Instructions for the task: Every entry must be given again exactly.
* Begin Records for this task *
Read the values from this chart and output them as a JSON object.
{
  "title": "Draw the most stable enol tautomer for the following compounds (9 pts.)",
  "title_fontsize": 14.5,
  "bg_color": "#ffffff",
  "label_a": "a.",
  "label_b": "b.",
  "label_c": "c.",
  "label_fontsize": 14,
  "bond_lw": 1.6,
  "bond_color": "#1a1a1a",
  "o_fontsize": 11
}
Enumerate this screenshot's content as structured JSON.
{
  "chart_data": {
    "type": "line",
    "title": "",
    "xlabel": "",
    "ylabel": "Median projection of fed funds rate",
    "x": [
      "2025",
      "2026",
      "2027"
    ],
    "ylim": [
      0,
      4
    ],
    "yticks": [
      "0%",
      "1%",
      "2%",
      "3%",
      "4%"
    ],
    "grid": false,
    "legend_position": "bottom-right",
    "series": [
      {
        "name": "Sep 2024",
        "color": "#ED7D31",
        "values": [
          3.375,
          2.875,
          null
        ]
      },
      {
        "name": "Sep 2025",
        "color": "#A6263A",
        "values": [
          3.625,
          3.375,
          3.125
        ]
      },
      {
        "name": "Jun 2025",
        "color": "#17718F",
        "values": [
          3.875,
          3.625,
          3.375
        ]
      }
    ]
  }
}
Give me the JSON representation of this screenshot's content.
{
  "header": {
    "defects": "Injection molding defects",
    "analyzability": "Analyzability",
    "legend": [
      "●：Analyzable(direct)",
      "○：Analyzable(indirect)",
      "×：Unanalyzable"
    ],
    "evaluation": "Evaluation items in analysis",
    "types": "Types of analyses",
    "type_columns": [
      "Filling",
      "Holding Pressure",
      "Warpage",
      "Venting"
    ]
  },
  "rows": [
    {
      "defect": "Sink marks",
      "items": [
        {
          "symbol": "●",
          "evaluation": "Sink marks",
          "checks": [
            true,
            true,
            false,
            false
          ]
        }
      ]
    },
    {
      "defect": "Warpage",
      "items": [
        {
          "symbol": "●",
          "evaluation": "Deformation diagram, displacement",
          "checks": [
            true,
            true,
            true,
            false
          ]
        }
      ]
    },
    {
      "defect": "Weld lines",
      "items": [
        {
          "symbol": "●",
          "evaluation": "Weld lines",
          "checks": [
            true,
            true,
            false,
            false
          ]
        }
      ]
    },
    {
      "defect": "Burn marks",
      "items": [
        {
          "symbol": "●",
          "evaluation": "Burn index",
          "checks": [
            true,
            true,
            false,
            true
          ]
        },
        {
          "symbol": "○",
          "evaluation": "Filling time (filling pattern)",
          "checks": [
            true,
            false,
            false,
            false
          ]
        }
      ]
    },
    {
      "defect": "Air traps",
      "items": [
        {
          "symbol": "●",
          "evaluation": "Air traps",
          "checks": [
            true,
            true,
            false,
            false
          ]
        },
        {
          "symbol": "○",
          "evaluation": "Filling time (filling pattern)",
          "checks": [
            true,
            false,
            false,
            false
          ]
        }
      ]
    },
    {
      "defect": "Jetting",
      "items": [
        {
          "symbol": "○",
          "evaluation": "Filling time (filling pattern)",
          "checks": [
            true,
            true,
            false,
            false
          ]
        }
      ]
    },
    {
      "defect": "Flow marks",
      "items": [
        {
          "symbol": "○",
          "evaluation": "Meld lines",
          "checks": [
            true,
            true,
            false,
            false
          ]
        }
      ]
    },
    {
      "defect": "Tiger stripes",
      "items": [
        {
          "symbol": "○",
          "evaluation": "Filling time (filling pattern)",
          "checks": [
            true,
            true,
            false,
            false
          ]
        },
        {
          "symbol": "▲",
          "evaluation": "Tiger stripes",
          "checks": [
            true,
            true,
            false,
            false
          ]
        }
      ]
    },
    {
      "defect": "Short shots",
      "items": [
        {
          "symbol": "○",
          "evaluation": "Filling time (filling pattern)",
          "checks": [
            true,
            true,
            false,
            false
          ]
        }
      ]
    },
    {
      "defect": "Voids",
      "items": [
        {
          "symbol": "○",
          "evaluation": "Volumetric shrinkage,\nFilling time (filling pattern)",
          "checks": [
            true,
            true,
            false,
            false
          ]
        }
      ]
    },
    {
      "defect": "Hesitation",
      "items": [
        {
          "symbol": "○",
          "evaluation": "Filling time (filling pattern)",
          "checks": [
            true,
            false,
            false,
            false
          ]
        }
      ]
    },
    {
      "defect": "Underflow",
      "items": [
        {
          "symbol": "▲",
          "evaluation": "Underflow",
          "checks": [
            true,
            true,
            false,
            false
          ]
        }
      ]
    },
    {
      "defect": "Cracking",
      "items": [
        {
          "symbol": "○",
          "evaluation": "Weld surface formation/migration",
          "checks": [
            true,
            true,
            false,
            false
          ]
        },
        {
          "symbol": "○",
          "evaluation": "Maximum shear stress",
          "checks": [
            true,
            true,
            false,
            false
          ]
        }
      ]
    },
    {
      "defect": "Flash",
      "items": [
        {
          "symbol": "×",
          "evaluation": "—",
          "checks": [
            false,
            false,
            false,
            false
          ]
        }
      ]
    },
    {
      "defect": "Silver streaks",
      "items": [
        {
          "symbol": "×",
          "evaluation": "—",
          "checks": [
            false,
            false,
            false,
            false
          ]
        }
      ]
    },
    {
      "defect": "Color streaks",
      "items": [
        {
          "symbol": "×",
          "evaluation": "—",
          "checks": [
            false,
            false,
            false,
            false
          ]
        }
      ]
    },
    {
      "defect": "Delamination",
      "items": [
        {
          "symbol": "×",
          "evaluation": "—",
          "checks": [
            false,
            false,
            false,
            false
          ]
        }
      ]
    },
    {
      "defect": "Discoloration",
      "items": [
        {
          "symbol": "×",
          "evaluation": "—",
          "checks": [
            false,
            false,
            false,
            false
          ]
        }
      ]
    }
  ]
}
* End Records for this task *
Full output:
Read the values from this chart and output them as a JSON object.
{
  "title": "Draw the most stable enol tautomer for the following compounds (9 pts.)",
  "title_fontsize": 14.5,
  "bg_color": "#ffffff",
  "label_a": "a.",
  "label_b": "b.",
  "label_c": "c.",
  "label_fontsize": 14,
  "bond_lw": 1.6,
  "bond_color": "#1a1a1a",
  "o_fontsize": 11
}
Enumerate this screenshot's content as structured JSON.
{
  "chart_data": {
    "type": "line",
    "title": "",
    "xlabel": "",
    "ylabel": "Median projection of fed funds rate",
    "x": [
      "2025",
      "2026",
      "2027"
    ],
    "ylim": [
      0,
      4
    ],
    "yticks": [
      "0%",
      "1%",
      "2%",
      "3%",
      "4%"
    ],
    "grid": false,
    "legend_position": "bottom-right",
    "series": [
      {
        "name": "Sep 2024",
        "color": "#ED7D31",
        "values": [
          3.375,
          2.875,
          null
        ]
      },
      {
        "name": "Sep 2025",
        "color": "#A6263A",
        "values": [
          3.625,
          3.375,
          3.125
        ]
      },
      {
        "name": "Jun 2025",
        "color": "#17718F",
        "values": [
          3.875,
          3.625,
          3.375
        ]
      }
    ]
  }
}
Give me the JSON representation of this screenshot's content.
{
  "header": {
    "defects": "Injection molding defects",
    "analyzability": "Analyzability",
    "legend": [
      "●：Analyzable(direct)",
      "○：Analyzable(indirect)",
      "×：Unanalyzable"
    ],
    "evaluation": "Evaluation items in analysis",
    "types": "Types of analyses",
    "type_columns": [
      "Filling",
      "Holding Pressure",
      "Warpage",
      "Venting"
    ]
  },
  "rows": [
    {
      "defect": "Sink marks",
      "items": [
        {
          "symbol": "●",
          "evaluation": "Sink marks",
          "checks": [
            true,
            true,
            false,
            false
          ]
        }
      ]
    },
    {
      "defect": "Warpage",
      "items": [
        {
          "symbol": "●",
          "evaluation": "Deformation diagram, displacement",
          "checks": [
            true,
            true,
            true,
            false
          ]
        }
      ]
    },
    {
      "defect": "Weld lines",
      "items": [
        {
          "symbol": "●",
          "evaluation": "Weld lines",
          "checks": [
            true,
            true,
            false,
            false
          ]
        }
      ]
    },
    {
      "defect": "Burn marks",
      "items": [
        {
          "symbol": "●",
          "evaluation": "Burn index",
          "checks": [
            true,
            true,
            false,
            true
          ]
        },
        {
          "symbol": "○",
          "evaluation": "Filling time (filling pattern)",
          "checks": [
            true,
            false,
            false,
            false
          ]
        }
      ]
    },
    {
      "defect": "Air traps",
      "items": [
        {
          "symbol": "●",
          "evaluation": "Air traps",
          "checks": [
            true,
            true,
            false,
            false
          ]
        },
        {
          "symbol": "○",
          "evaluation": "Filling time (filling pattern)",
          "checks": [
            true,
            false,
            false,
            false
          ]
        }
      ]
    },
    {
      "defect": "Jetting",
      "items": [
        {
          "symbol": "○",
          "evaluation": "Filling time (filling pattern)",
          "checks": [
            true,
            true,
            false,
            false
          ]
        }
      ]
    },
    {
      "defect": "Flow marks",
      "items": [
        {
          "symbol": "○",
          "evaluation": "Meld lines",
          "checks": [
            true,
            true,
            false,
            false
          ]
        }
      ]
    },
    {
      "defect": "Tiger stripes",
      "items": [
        {
          "symbol": "○",
          "evaluation": "Filling time (filling pattern)",
          "checks": [
            true,
            true,
            false,
            false
          ]
        },
        {
          "symbol": "▲",
          "evaluation": "Tiger stripes",
          "checks": [
            true,
            true,
            false,
            false
          ]
        }
      ]
    },
    {
      "defect": "Short shots",
      "items": [
        {
          "symbol": "○",
          "evaluation": "Filling time (filling pattern)",
          "checks": [
            true,
            true,
            false,
            false
          ]
        }
      ]
    },
    {
      "defect": "Voids",
      "items": [
        {
          "symbol": "○",
          "evaluation": "Volumetric shrinkage,\nFilling time (filling pattern)",
          "checks": [
            true,
            true,
            false,
            false
          ]
        }
      ]
    },
    {
      "defect": "Hesitation",
      "items": [
        {
          "symbol": "○",
          "evaluation": "Filling time (filling pattern)",
          "checks": [
            true,
            false,
            false,
            false
          ]
        }
      ]
    },
    {
      "defect": "Underflow",
      "items": [
        {
          "symbol": "▲",
          "evaluation": "Underflow",
          "checks": [
            true,
            true,
            false,
            false
          ]
        }
      ]
    },
    {
      "defect": "Cracking",
      "items": [
        {
          "symbol": "○",
          "evaluation": "Weld surface formation/migration",
          "checks": [
            true,
            true,
            false,
            false
          ]
        },
        {
          "symbol": "○",
          "evaluation": "Maximum shear stress",
          "checks": [
            true,
            true,
            false,
            false
          ]
        }
      ]
    },
    {
      "defect": "Flash",
      "items": [
        {
          "symbol": "×",
          "evaluation": "—",
          "checks": [
            false,
            false,
            false,
            false
          ]
        }
      ]
    },
    {
      "defect": "Silver streaks",
      "items": [
        {
          "symbol": "×",
          "evaluation": "—",
          "checks": [
            false,
            false,
            false,
            false
          ]
        }
      ]
    },
    {
      "defect": "Color streaks",
      "items": [
        {
          "symbol": "×",
          "evaluation": "—",
          "checks": [
            false,
            false,
            false,
            false
          ]
        }
      ]
    },
    {
      "defect": "Delamination",
      "items": [
        {
          "symbol": "×",
          "evaluation": "—",
          "checks": [
            false,
            false,
            false,
            false
          ]
        }
      ]
    },
    {
      "defect": "Discoloration",
      "items": [
        {
          "symbol": "×",
          "evaluation": "—",
          "checks": [
            false,
            false,
            false,
            false
          ]
        }
      ]
    }
  ]
}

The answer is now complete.